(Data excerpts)
□ □ □ □ □
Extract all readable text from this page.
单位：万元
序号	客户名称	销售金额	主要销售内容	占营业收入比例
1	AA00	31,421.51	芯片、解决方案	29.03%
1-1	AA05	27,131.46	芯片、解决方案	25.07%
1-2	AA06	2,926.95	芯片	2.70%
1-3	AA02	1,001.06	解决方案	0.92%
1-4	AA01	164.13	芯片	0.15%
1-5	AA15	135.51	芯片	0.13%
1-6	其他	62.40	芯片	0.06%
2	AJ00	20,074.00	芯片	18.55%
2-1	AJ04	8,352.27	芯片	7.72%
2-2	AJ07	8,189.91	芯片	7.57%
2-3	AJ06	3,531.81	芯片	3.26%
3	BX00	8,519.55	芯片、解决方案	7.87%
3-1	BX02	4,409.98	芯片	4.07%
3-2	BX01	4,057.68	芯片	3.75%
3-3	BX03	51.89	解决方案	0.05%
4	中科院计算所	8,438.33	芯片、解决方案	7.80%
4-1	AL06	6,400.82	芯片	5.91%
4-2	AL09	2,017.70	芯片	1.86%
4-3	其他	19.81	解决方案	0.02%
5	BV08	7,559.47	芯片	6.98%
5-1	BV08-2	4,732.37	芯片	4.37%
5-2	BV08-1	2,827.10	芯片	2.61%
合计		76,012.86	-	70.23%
□ □ □ □ □
**THE EXERCISE:** Copy down the whole of the data above, matching it exactly.

**OUTPUT FOR THIS TASK:**
Extract all readable text from this page.
单位：万元
序号	客户名称	销售金额	主要销售内容	占营业收入比例
1	AA00	31,421.51	芯片、解决方案	29.03%
1-1	AA05	27,131.46	芯片、解决方案	25.07%
1-2	AA06	2,926.95	芯片	2.70%
1-3	AA02	1,001.06	解决方案	0.92%
1-4	AA01	164.13	芯片	0.15%
1-5	AA15	135.51	芯片	0.13%
1-6	其他	62.40	芯片	0.06%
2	AJ00	20,074.00	芯片	18.55%
2-1	AJ04	8,352.27	芯片	7.72%
2-2	AJ07	8,189.91	芯片	7.57%
2-3	AJ06	3,531.81	芯片	3.26%
3	BX00	8,519.55	芯片、解决方案	7.87%
3-1	BX02	4,409.98	芯片	4.07%
3-2	BX01	4,057.68	芯片	3.75%
3-3	BX03	51.89	解决方案	0.05%
4	中科院计算所	8,438.33	芯片、解决方案	7.80%
4-1	AL06	6,400.82	芯片	5.91%
4-2	AL09	2,017.70	芯片	1.86%
4-3	其他	19.81	解决方案	0.02%
5	BV08	7,559.47	芯片	6.98%
5-1	BV08-2	4,732.37	芯片	4.37%
5-2	BV08-1	2,827.10	芯片	2.61%
合计		76,012.86	-	70.23%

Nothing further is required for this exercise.